### Data shown
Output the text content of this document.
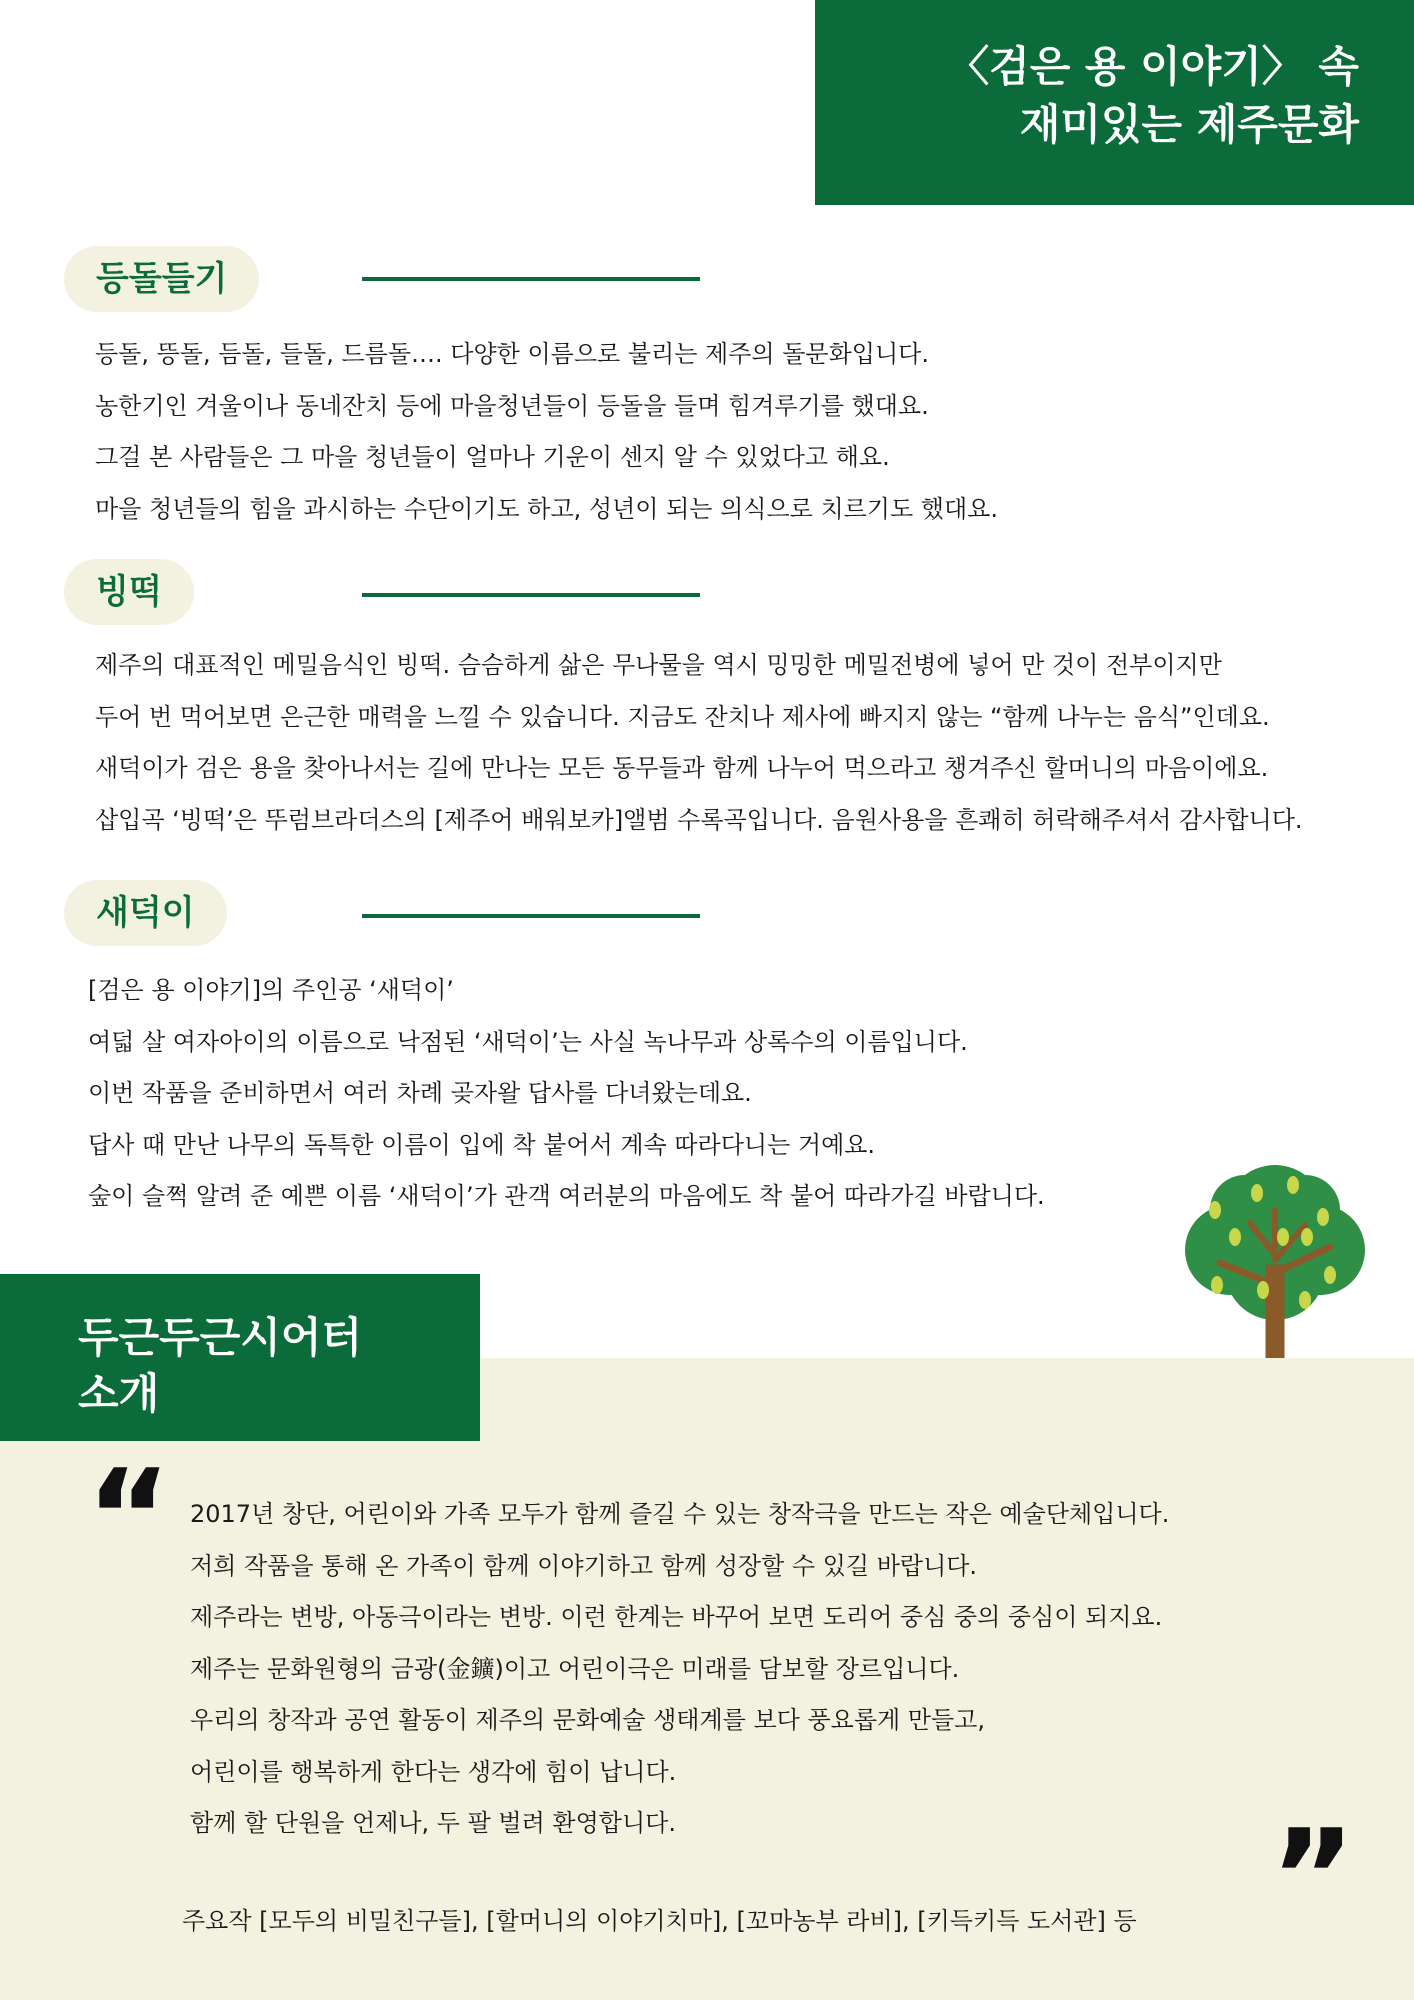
〈검은 용 이야기〉 속
재미있는 제주문화
등돌들기
등돌, 뜽돌, 듬돌, 들돌, 드름돌…. 다양한 이름으로 불리는 제주의 돌문화입니다.
농한기인 겨울이나 동네잔치 등에 마을청년들이 등돌을 들며 힘겨루기를 했대요.
그걸 본 사람들은 그 마을 청년들이 얼마나 기운이 센지 알 수 있었다고 해요.
마을 청년들의 힘을 과시하는 수단이기도 하고, 성년이 되는 의식으로 치르기도 했대요.
빙떡
제주의 대표적인 메밀음식인 빙떡. 슴슴하게 삶은 무나물을 역시 밍밍한 메밀전병에 넣어 만 것이 전부이지만
두어 번 먹어보면 은근한 매력을 느낄 수 있습니다. 지금도 잔치나 제사에 빠지지 않는 “함께 나누는 음식”인데요.
새덕이가 검은 용을 찾아나서는 길에 만나는 모든 동무들과 함께 나누어 먹으라고 챙겨주신 할머니의 마음이에요.
삽입곡 ‘빙떡’은 뚜럼브라더스의 [제주어 배워보카]앨범 수록곡입니다. 음원사용을 흔쾌히 허락해주셔서 감사합니다.
새덕이
[검은 용 이야기]의 주인공 ‘새덕이’
여덟 살 여자아이의 이름으로 낙점된 ‘새덕이’는 사실 녹나무과 상록수의 이름입니다.
이번 작품을 준비하면서 여러 차례 곶자왈 답사를 다녀왔는데요.
답사 때 만난 나무의 독특한 이름이 입에 착 붙어서 계속 따라다니는 거예요.
숲이 슬쩍 알려 준 예쁜 이름 ‘새덕이’가 관객 여러분의 마음에도 착 붙어 따라가길 바랍니다.
두근두근시어터
소개
“ 2017년 창단, 어린이와 가족 모두가 함께 즐길 수 있는 창작극을 만드는 작은 예술단체입니다.
저희 작품을 통해 온 가족이 함께 이야기하고 함께 성장할 수 있길 바랍니다.
제주라는 변방, 아동극이라는 변방. 이런 한계는 바꾸어 보면 도리어 중심 중의 중심이 되지요.
제주는 문화원형의 금광(金鑛)이고 어린이극은 미래를 담보할 장르입니다.
우리의 창작과 공연 활동이 제주의 문화예술 생태계를 보다 풍요롭게 만들고,
어린이를 행복하게 한다는 생각에 힘이 납니다.
함께 할 단원을 언제나, 두 팔 벌려 환영합니다.	”
주요작 [모두의 비밀친구들], [할머니의 이야기치마], [꼬마농부 라비], [키득키득 도서관] 등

### Written exercise
Leave the pictures out and write out every entry exactly as given.

### Result of the exercise
Output the text content of this document.
〈검은 용 이야기〉 속
재미있는 제주문화
등돌들기
등돌, 뜽돌, 듬돌, 들돌, 드름돌…. 다양한 이름으로 불리는 제주의 돌문화입니다.
농한기인 겨울이나 동네잔치 등에 마을청년들이 등돌을 들며 힘겨루기를 했대요.
그걸 본 사람들은 그 마을 청년들이 얼마나 기운이 센지 알 수 있었다고 해요.
마을 청년들의 힘을 과시하는 수단이기도 하고, 성년이 되는 의식으로 치르기도 했대요.
빙떡
제주의 대표적인 메밀음식인 빙떡. 슴슴하게 삶은 무나물을 역시 밍밍한 메밀전병에 넣어 만 것이 전부이지만
두어 번 먹어보면 은근한 매력을 느낄 수 있습니다. 지금도 잔치나 제사에 빠지지 않는 “함께 나누는 음식”인데요.
새덕이가 검은 용을 찾아나서는 길에 만나는 모든 동무들과 함께 나누어 먹으라고 챙겨주신 할머니의 마음이에요.
삽입곡 ‘빙떡’은 뚜럼브라더스의 [제주어 배워보카]앨범 수록곡입니다. 음원사용을 흔쾌히 허락해주셔서 감사합니다.
새덕이
[검은 용 이야기]의 주인공 ‘새덕이’
여덟 살 여자아이의 이름으로 낙점된 ‘새덕이’는 사실 녹나무과 상록수의 이름입니다.
이번 작품을 준비하면서 여러 차례 곶자왈 답사를 다녀왔는데요.
답사 때 만난 나무의 독특한 이름이 입에 착 붙어서 계속 따라다니는 거예요.
숲이 슬쩍 알려 준 예쁜 이름 ‘새덕이’가 관객 여러분의 마음에도 착 붙어 따라가길 바랍니다.
두근두근시어터
소개
“ 2017년 창단, 어린이와 가족 모두가 함께 즐길 수 있는 창작극을 만드는 작은 예술단체입니다.
저희 작품을 통해 온 가족이 함께 이야기하고 함께 성장할 수 있길 바랍니다.
제주라는 변방, 아동극이라는 변방. 이런 한계는 바꾸어 보면 도리어 중심 중의 중심이 되지요.
제주는 문화원형의 금광(金鑛)이고 어린이극은 미래를 담보할 장르입니다.
우리의 창작과 공연 활동이 제주의 문화예술 생태계를 보다 풍요롭게 만들고,
어린이를 행복하게 한다는 생각에 힘이 납니다.
함께 할 단원을 언제나, 두 팔 벌려 환영합니다.	”
주요작 [모두의 비밀친구들], [할머니의 이야기치마], [꼬마농부 라비], [키득키득 도서관] 등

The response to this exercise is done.